> _What you have to do_
Show each line from the listing that includes the word "vivienda".

> _Input records_

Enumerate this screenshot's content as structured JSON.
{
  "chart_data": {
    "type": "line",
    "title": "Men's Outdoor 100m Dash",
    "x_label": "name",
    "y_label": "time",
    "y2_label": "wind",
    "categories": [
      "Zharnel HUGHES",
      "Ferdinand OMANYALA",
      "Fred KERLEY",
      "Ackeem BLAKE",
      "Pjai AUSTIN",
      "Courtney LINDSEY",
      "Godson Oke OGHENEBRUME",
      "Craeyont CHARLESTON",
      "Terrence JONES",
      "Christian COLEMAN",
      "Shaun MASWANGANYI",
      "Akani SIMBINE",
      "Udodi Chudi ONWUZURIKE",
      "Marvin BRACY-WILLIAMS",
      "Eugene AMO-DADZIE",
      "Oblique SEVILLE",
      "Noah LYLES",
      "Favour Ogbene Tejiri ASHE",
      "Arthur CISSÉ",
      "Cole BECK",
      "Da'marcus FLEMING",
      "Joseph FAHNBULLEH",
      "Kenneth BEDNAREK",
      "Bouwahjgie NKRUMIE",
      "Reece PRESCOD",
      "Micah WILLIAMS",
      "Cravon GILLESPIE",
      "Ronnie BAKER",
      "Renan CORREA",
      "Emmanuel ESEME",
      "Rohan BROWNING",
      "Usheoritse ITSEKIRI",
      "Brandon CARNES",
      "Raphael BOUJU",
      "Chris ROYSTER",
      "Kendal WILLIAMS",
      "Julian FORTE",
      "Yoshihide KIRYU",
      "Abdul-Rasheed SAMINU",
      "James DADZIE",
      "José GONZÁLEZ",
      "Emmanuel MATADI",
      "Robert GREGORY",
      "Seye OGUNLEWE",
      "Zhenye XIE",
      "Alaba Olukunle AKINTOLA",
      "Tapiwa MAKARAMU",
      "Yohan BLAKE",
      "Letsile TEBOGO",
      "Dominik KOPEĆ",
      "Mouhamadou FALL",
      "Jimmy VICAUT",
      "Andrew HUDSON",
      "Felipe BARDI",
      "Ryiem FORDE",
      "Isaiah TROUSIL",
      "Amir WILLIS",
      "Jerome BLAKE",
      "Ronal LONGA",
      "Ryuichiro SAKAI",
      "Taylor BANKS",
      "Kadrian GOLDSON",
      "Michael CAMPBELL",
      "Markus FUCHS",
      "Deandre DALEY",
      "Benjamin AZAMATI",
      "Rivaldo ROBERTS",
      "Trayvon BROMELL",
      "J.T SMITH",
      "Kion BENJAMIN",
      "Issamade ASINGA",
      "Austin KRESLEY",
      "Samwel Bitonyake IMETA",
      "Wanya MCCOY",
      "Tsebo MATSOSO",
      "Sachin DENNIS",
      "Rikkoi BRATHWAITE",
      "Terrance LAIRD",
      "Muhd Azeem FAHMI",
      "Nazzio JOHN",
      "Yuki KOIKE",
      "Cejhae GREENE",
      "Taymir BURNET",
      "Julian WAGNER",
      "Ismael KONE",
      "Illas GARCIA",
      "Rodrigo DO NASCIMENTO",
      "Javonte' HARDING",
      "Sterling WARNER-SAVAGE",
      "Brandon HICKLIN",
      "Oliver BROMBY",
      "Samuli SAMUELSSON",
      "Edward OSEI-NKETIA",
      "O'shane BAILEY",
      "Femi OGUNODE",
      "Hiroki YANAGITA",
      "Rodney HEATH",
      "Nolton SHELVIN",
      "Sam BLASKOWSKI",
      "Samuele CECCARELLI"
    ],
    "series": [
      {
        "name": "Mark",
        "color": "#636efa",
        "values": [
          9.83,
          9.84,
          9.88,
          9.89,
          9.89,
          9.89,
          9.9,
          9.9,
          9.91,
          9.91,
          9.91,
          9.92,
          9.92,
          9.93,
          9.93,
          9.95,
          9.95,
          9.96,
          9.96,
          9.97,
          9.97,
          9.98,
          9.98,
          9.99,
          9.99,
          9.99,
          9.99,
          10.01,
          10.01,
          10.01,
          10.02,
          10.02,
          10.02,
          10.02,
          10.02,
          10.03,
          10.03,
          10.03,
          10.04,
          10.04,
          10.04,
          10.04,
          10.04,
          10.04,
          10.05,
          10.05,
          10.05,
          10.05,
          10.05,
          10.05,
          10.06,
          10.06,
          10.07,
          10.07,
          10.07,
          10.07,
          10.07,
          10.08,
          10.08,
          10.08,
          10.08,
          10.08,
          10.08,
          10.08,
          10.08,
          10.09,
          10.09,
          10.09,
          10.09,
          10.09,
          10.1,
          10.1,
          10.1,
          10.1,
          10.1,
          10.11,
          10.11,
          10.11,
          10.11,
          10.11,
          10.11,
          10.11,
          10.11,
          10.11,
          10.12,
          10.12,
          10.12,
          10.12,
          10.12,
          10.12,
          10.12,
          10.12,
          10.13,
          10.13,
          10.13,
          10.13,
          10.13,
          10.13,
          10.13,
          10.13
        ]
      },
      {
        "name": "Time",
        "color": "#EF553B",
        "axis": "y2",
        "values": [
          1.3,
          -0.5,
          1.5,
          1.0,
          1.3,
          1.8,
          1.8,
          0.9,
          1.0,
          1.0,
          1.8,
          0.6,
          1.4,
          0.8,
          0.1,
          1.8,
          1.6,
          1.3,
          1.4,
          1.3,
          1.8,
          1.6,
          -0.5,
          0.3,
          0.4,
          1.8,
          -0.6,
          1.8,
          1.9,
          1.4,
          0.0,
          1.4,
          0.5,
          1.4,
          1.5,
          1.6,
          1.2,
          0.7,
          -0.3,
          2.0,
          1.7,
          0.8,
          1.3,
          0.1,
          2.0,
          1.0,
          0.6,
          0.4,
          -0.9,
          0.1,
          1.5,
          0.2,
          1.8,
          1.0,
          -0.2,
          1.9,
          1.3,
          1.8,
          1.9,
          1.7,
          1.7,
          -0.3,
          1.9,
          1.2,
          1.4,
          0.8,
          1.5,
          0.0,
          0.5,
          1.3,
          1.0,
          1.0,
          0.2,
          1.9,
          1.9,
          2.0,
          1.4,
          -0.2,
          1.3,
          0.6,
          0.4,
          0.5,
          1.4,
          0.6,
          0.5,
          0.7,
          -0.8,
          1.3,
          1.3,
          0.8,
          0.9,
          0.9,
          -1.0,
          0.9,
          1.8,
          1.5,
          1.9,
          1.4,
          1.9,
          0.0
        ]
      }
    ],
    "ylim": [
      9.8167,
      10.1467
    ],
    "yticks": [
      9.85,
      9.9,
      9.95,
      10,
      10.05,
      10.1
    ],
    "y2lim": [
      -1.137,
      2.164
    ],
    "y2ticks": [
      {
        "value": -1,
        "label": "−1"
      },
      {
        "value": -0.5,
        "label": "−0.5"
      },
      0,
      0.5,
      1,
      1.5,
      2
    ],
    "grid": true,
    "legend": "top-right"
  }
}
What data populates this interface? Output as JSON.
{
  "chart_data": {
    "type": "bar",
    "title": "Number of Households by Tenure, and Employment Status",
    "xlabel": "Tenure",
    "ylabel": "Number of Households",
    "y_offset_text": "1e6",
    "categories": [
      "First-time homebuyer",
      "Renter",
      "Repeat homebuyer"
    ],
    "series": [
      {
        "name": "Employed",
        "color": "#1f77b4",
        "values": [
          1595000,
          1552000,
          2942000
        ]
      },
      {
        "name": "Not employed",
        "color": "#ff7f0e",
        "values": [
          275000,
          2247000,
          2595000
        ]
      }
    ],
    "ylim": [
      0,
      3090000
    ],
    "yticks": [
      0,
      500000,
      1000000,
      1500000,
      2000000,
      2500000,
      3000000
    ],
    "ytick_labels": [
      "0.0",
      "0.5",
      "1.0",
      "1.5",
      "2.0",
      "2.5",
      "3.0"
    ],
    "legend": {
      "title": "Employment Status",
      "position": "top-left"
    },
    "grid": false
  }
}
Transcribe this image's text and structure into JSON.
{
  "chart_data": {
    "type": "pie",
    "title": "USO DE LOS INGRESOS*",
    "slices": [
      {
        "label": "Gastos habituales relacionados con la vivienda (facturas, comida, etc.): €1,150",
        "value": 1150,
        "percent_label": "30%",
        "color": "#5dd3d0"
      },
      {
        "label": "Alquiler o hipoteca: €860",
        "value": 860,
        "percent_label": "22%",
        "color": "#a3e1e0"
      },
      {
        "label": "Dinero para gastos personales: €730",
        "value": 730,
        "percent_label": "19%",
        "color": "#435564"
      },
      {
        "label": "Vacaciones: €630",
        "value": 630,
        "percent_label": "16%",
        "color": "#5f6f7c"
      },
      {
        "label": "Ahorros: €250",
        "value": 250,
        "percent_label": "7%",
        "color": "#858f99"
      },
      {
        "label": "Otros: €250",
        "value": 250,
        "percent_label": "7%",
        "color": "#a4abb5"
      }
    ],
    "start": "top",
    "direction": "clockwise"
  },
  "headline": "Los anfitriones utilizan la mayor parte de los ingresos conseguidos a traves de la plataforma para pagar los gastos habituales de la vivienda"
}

> _Solution for this exercise_
        "label": "Gastos habituales relacionados con la vivienda (facturas, comida, etc.): €1,150",
  "headline": "Los anfitriones utilizan la mayor parte de los ingresos conseguidos a traves de la plataforma para pagar los gastos habituales de la vivienda"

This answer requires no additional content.